Set exercise: From the entries that follow, extract each line holding the string "квалификационным".

-- BEGIN --

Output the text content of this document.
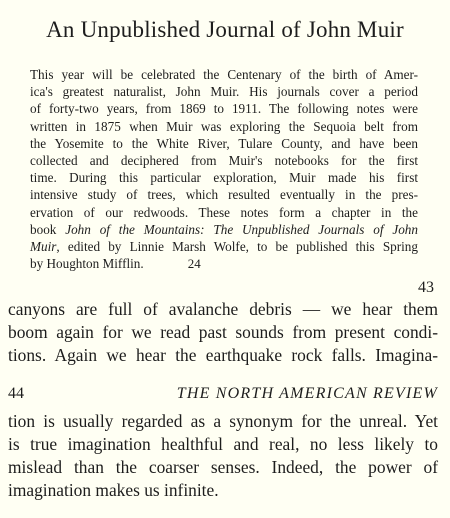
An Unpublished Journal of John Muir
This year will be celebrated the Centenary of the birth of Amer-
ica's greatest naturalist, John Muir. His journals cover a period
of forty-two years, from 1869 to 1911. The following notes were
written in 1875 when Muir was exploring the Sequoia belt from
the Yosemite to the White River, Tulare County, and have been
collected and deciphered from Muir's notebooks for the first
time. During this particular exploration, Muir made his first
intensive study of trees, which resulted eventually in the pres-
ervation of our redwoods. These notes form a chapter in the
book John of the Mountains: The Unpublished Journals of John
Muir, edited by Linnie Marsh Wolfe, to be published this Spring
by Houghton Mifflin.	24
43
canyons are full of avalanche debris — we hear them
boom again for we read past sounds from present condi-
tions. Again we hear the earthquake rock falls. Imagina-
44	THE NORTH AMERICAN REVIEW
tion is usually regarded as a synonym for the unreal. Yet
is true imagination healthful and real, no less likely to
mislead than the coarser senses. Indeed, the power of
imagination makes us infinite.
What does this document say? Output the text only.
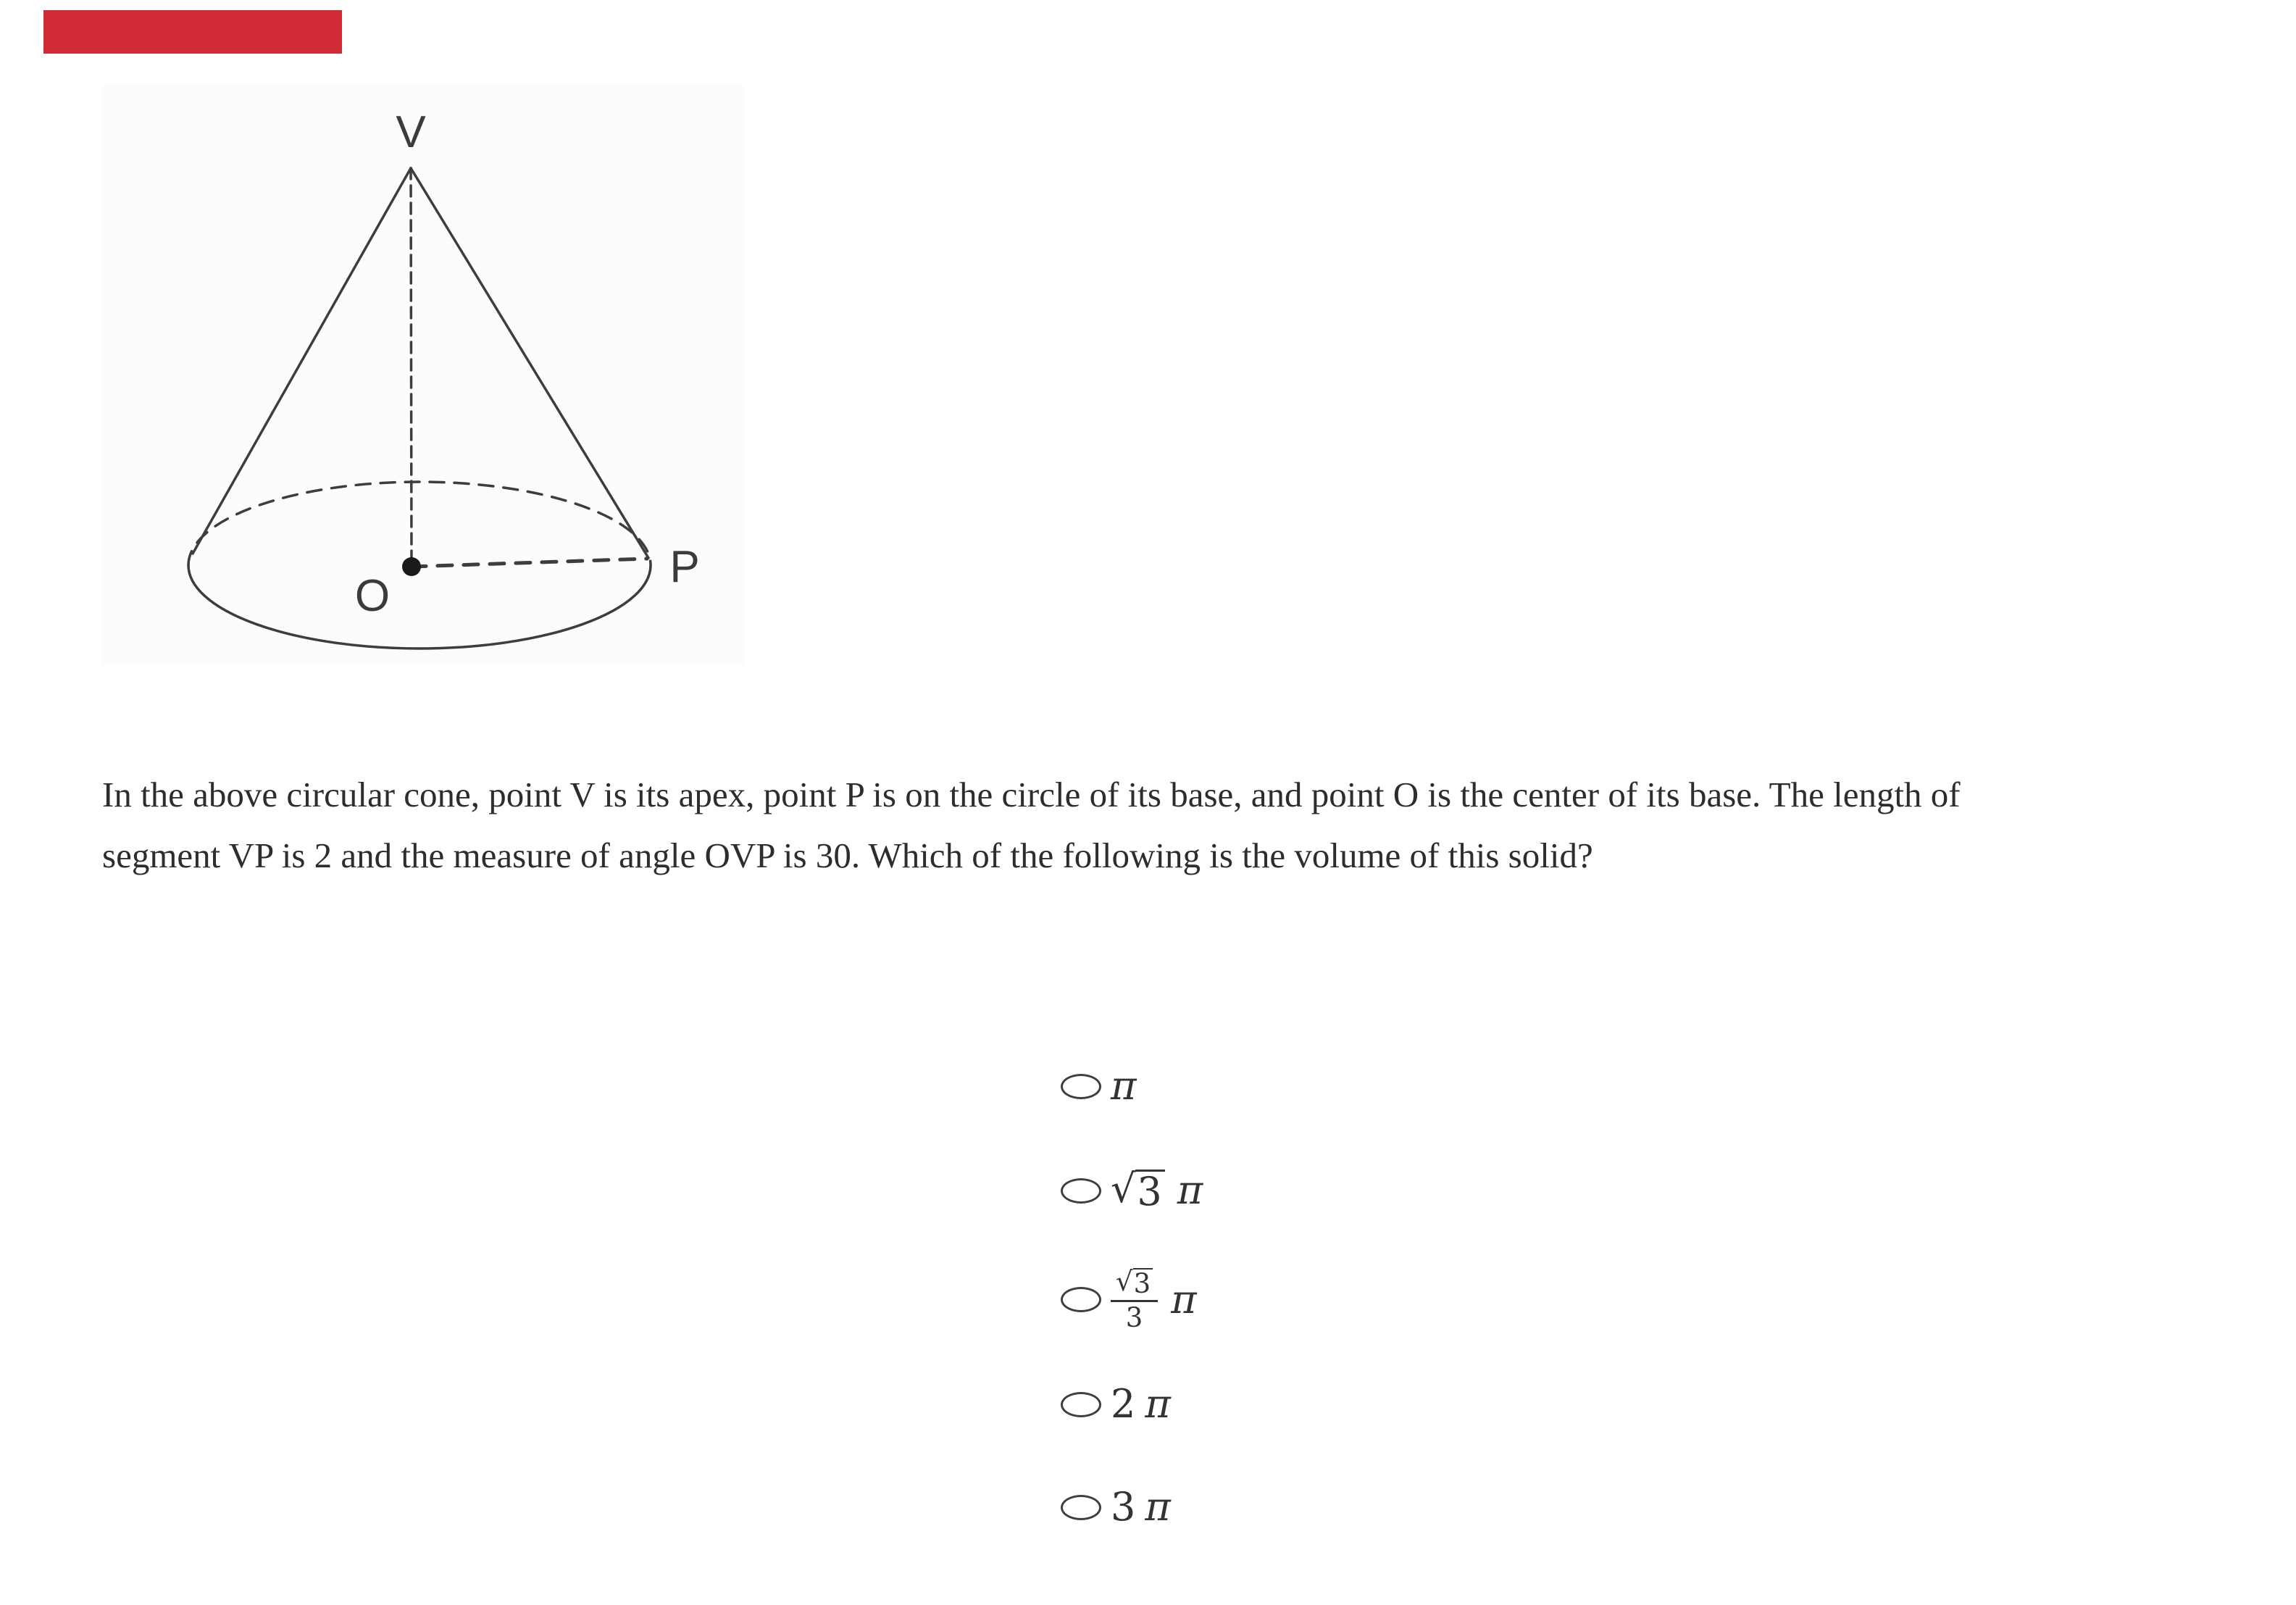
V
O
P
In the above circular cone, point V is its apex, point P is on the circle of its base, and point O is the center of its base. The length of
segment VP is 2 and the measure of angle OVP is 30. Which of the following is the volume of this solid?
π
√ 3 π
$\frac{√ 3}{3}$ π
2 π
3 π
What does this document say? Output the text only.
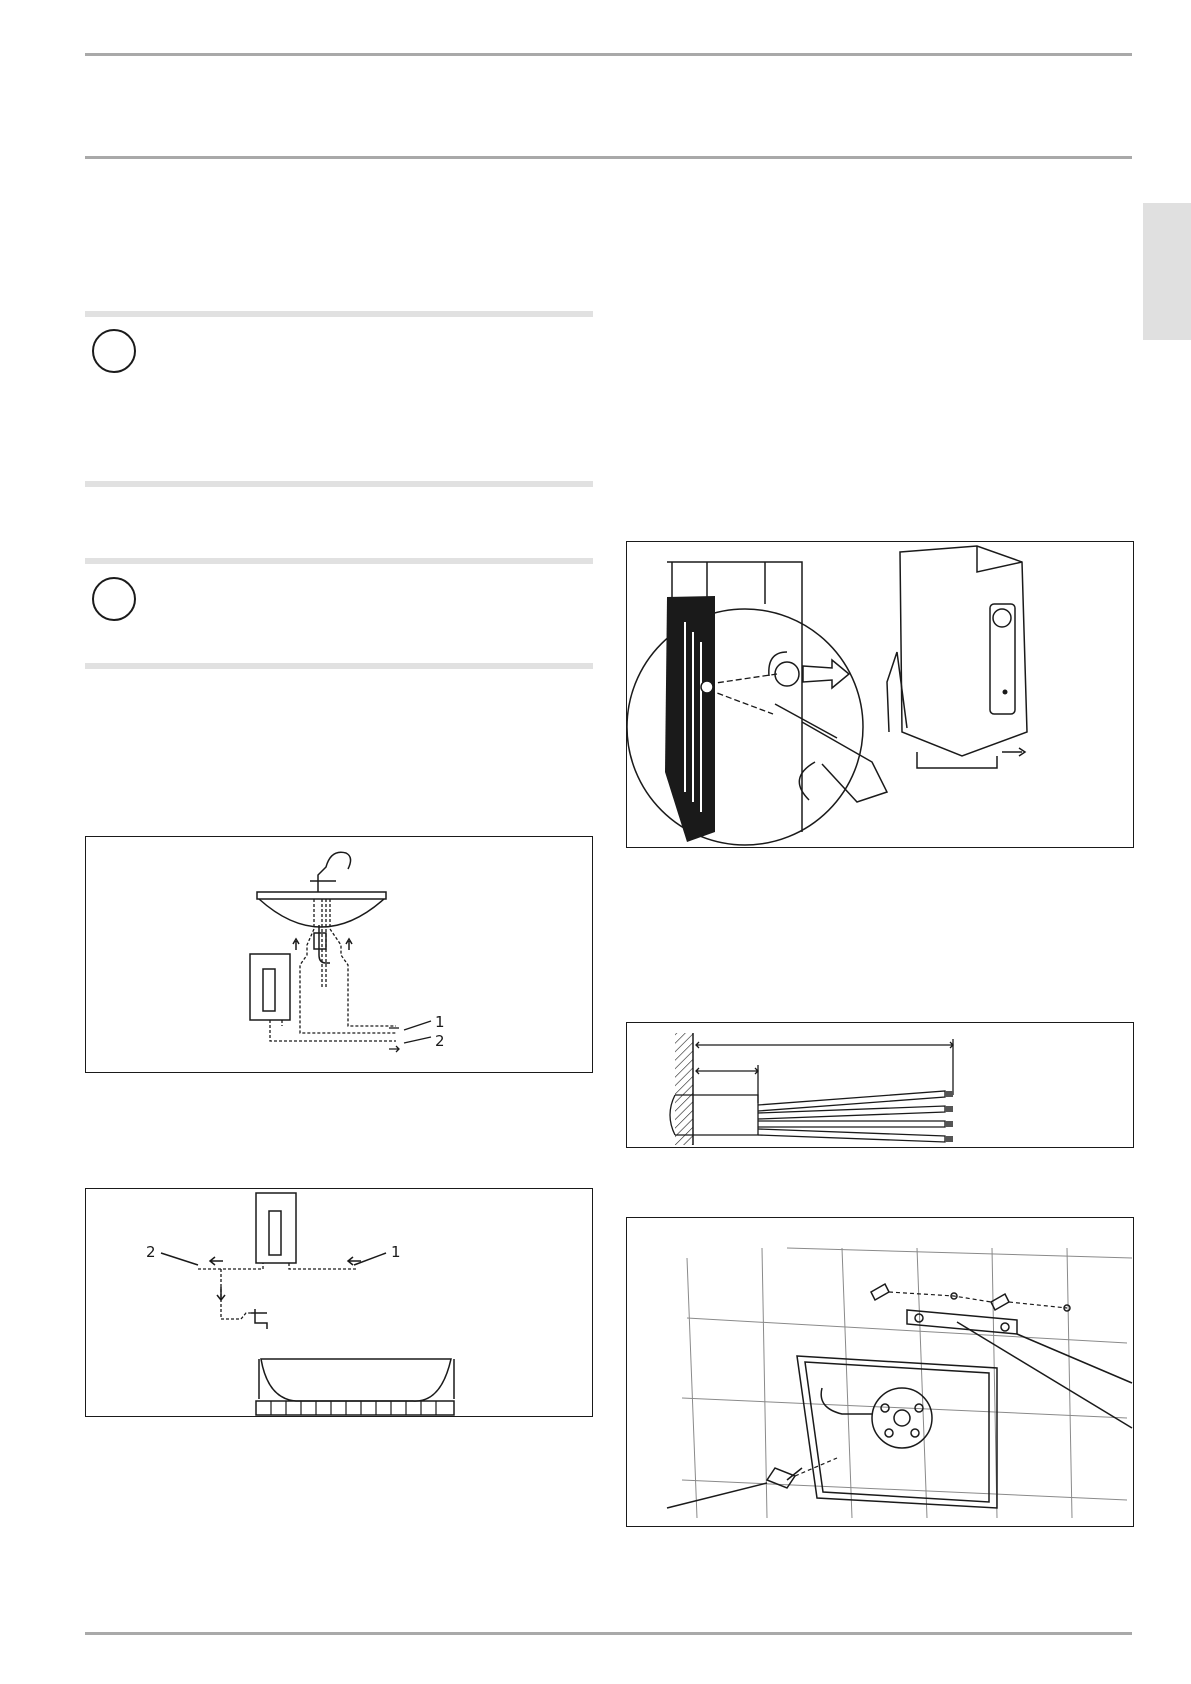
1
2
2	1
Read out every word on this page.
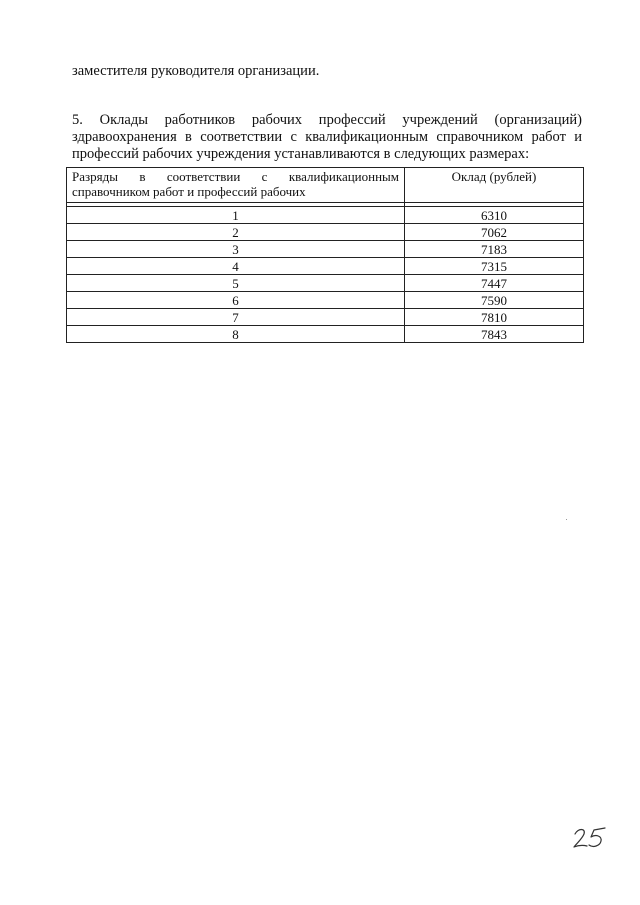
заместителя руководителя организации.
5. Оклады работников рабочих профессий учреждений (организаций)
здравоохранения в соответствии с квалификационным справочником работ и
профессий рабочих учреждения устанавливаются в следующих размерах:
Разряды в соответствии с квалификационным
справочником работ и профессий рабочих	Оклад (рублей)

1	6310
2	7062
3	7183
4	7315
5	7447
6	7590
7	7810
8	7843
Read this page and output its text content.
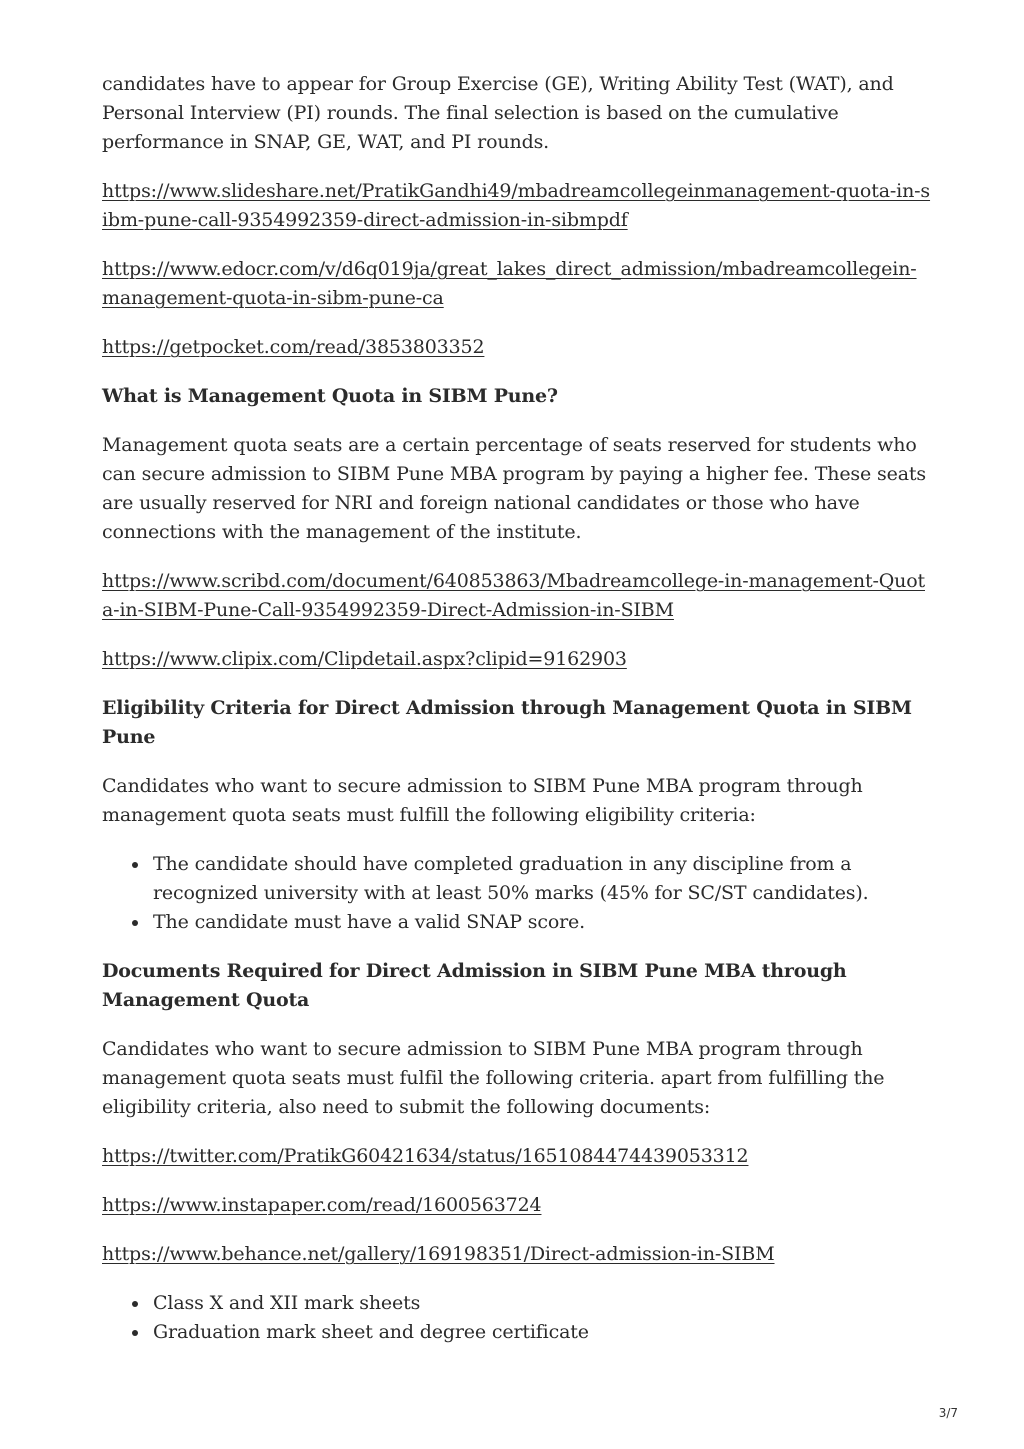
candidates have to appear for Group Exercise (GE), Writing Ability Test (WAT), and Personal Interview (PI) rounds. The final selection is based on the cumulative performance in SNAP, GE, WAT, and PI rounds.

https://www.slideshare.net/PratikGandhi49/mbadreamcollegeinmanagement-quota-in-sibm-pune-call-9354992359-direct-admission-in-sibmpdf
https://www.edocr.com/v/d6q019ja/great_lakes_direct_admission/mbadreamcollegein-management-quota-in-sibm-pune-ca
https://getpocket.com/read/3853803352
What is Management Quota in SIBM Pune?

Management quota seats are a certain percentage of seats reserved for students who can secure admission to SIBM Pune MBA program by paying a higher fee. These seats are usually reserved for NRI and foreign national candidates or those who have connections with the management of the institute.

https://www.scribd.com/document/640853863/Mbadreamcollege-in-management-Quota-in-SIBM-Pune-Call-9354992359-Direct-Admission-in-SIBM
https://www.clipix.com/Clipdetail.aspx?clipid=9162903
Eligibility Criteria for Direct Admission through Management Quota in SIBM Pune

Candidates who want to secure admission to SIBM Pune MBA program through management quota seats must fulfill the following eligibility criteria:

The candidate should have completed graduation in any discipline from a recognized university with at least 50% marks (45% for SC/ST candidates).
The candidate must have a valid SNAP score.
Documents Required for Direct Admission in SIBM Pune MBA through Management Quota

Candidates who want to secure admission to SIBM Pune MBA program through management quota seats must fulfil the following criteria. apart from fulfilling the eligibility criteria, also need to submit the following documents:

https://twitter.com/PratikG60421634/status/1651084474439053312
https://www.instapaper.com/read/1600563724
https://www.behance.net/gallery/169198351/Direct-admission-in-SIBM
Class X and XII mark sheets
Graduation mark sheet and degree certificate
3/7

-- END --

Result for this exercise:
здравоохранения в соответствии с квалификационным справочником работ и
Разряды в соответствии с квалификационным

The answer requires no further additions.